---- Data supplied

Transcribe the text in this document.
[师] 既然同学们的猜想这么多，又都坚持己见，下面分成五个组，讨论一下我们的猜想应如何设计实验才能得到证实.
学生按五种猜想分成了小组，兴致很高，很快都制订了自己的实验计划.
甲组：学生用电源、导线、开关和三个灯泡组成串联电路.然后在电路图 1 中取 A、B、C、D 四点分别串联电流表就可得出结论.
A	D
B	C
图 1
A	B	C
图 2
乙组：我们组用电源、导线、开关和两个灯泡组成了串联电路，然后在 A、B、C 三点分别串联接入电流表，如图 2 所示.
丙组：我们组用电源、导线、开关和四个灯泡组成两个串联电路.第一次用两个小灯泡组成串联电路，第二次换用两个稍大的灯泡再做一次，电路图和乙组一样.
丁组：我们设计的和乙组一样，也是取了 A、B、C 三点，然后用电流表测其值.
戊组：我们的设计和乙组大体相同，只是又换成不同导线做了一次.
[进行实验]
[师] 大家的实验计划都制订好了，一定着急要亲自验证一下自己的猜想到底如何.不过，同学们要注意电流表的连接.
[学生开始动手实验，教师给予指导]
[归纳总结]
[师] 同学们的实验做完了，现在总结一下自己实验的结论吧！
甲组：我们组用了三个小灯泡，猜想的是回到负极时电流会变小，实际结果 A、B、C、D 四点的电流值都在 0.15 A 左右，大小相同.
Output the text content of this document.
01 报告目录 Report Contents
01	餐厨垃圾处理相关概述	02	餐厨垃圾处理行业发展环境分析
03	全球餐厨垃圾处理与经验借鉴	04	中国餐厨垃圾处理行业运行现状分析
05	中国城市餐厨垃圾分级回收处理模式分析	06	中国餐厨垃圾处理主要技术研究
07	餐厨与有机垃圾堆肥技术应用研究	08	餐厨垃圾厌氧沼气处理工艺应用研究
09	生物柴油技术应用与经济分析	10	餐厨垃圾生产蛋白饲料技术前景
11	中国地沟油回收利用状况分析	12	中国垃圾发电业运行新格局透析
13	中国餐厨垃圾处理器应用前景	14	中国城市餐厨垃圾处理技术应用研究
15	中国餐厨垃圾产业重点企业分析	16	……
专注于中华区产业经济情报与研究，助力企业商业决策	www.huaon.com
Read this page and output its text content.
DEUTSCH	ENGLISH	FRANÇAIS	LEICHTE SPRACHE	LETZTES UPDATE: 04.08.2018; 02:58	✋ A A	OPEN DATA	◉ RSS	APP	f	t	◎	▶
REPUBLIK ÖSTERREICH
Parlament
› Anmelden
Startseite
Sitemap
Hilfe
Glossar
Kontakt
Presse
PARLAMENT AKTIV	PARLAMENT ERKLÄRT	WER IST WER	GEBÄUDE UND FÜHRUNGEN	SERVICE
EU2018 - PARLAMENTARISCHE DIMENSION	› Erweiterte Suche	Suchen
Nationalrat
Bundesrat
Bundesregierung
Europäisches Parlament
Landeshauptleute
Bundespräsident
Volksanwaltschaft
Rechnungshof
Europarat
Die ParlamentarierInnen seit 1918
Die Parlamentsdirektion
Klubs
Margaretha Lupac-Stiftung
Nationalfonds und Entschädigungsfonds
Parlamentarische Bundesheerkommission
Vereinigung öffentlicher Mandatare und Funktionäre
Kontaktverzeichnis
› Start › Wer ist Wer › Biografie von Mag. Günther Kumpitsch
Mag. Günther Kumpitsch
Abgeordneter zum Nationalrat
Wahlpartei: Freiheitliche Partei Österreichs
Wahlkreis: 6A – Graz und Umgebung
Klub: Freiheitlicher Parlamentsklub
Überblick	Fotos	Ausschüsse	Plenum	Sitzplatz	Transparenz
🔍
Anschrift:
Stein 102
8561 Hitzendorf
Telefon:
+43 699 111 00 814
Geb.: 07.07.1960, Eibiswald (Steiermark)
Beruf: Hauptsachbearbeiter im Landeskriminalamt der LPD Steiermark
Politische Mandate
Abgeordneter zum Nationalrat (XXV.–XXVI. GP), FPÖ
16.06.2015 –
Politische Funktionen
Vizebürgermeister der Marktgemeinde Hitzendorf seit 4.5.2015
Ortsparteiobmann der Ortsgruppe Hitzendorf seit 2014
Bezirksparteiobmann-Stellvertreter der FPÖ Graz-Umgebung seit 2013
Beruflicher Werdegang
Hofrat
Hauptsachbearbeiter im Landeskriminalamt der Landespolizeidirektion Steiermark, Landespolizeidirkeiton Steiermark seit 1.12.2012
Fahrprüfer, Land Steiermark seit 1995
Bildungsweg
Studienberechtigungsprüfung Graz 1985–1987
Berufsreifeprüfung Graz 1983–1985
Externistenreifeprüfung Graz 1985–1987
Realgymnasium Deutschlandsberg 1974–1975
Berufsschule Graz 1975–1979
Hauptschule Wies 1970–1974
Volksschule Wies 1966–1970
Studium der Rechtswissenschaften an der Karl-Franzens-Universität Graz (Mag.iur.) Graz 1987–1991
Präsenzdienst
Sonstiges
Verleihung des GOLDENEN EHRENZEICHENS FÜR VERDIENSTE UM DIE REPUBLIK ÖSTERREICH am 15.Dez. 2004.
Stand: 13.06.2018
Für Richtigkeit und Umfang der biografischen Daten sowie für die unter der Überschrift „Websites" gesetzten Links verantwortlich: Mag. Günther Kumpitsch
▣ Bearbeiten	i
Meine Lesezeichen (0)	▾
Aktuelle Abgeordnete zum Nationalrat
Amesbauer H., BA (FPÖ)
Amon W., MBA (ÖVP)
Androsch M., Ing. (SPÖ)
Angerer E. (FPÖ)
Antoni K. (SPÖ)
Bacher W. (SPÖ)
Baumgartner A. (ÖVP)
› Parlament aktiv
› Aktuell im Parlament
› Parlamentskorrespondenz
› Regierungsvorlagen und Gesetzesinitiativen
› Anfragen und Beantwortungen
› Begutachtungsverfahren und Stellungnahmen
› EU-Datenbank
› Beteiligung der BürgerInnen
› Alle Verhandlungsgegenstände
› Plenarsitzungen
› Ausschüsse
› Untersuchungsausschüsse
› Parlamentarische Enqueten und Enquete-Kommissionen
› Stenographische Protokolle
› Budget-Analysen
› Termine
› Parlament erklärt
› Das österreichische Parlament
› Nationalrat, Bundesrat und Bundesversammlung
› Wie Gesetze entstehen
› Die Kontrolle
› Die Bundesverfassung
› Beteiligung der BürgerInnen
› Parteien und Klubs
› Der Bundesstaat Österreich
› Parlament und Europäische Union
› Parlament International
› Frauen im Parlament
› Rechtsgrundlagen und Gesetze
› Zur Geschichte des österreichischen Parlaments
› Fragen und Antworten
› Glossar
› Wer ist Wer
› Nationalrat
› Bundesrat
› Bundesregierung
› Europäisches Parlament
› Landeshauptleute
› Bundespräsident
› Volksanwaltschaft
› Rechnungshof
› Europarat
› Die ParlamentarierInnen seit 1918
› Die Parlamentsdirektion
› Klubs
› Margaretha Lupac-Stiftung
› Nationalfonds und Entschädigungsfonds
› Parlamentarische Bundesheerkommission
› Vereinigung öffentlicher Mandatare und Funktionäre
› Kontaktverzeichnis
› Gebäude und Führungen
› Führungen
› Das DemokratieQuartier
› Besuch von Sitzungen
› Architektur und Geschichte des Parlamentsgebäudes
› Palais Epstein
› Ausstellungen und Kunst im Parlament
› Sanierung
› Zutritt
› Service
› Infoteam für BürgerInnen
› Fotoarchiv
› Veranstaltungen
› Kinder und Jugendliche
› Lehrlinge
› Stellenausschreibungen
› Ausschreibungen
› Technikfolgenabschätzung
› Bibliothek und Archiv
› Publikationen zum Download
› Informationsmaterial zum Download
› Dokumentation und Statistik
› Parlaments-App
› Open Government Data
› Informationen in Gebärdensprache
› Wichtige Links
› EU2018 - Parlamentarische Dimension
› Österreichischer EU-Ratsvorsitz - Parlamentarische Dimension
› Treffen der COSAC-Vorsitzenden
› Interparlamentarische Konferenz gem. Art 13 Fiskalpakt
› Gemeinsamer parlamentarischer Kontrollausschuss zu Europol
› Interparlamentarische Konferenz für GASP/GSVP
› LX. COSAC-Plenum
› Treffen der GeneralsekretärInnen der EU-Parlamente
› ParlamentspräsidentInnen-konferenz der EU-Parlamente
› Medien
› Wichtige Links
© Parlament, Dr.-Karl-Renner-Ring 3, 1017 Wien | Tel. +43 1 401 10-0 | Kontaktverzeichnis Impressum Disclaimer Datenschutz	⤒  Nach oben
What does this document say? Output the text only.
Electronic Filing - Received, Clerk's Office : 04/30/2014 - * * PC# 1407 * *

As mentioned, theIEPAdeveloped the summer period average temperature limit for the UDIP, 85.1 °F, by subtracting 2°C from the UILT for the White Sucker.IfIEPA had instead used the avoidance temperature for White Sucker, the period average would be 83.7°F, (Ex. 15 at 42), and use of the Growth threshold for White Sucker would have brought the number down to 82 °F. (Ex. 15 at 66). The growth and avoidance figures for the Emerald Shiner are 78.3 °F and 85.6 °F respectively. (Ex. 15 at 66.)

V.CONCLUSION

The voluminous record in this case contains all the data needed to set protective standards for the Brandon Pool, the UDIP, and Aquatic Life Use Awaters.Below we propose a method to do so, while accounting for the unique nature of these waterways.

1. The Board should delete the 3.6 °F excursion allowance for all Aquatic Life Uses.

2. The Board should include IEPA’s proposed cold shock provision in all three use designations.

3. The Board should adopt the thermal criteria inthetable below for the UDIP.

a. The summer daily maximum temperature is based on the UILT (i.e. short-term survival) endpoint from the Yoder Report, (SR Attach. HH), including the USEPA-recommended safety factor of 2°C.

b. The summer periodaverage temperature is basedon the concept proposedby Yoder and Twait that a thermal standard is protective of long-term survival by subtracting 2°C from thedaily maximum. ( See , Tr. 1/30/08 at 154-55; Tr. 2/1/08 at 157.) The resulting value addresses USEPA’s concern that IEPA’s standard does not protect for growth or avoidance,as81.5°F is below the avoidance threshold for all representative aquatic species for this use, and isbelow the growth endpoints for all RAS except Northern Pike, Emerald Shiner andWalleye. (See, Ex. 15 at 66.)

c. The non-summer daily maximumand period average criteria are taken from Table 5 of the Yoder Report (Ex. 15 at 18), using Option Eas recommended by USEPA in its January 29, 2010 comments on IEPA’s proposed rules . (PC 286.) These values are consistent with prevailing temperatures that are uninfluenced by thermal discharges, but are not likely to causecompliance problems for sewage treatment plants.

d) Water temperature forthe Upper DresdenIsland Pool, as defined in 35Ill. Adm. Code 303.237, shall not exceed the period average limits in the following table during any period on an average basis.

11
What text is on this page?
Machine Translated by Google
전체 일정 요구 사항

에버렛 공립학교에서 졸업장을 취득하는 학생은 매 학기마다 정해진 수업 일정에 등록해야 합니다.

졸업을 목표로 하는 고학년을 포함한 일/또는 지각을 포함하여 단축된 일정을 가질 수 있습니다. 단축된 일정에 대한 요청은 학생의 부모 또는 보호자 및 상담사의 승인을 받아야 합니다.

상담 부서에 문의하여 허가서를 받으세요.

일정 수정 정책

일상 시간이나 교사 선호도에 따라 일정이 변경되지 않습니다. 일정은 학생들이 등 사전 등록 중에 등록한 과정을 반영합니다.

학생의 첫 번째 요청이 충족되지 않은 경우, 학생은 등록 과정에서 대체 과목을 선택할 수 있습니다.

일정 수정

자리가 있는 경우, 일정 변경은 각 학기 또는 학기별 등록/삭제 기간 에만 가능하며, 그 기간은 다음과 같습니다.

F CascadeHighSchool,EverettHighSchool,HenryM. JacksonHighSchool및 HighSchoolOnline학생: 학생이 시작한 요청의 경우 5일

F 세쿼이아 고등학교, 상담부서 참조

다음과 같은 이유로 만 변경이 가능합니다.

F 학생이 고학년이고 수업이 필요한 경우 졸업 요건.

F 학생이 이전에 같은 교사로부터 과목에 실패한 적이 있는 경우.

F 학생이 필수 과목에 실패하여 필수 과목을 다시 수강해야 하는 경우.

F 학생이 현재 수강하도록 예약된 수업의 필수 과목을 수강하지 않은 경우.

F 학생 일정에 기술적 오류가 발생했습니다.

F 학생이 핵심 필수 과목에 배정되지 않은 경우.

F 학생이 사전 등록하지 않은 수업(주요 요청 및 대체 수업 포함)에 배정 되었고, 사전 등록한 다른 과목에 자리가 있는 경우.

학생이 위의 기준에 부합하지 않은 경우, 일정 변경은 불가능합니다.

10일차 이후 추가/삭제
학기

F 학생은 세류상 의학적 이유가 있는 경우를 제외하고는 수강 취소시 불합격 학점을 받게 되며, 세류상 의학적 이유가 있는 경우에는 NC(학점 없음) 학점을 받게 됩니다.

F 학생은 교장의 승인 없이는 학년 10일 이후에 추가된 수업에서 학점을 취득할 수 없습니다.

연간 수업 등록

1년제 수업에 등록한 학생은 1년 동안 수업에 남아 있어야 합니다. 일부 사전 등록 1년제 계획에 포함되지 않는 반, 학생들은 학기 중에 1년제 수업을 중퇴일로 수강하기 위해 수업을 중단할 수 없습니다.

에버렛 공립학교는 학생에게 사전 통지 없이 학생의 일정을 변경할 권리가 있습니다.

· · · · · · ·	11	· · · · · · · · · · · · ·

--------

* Task
Locate all lines in the listing above with the word "öffentlicher". Copy them.

* Problem solution
Vereinigung öffentlicher Mandatare und Funktionäre
› Vereinigung öffentlicher Mandatare und Funktionäre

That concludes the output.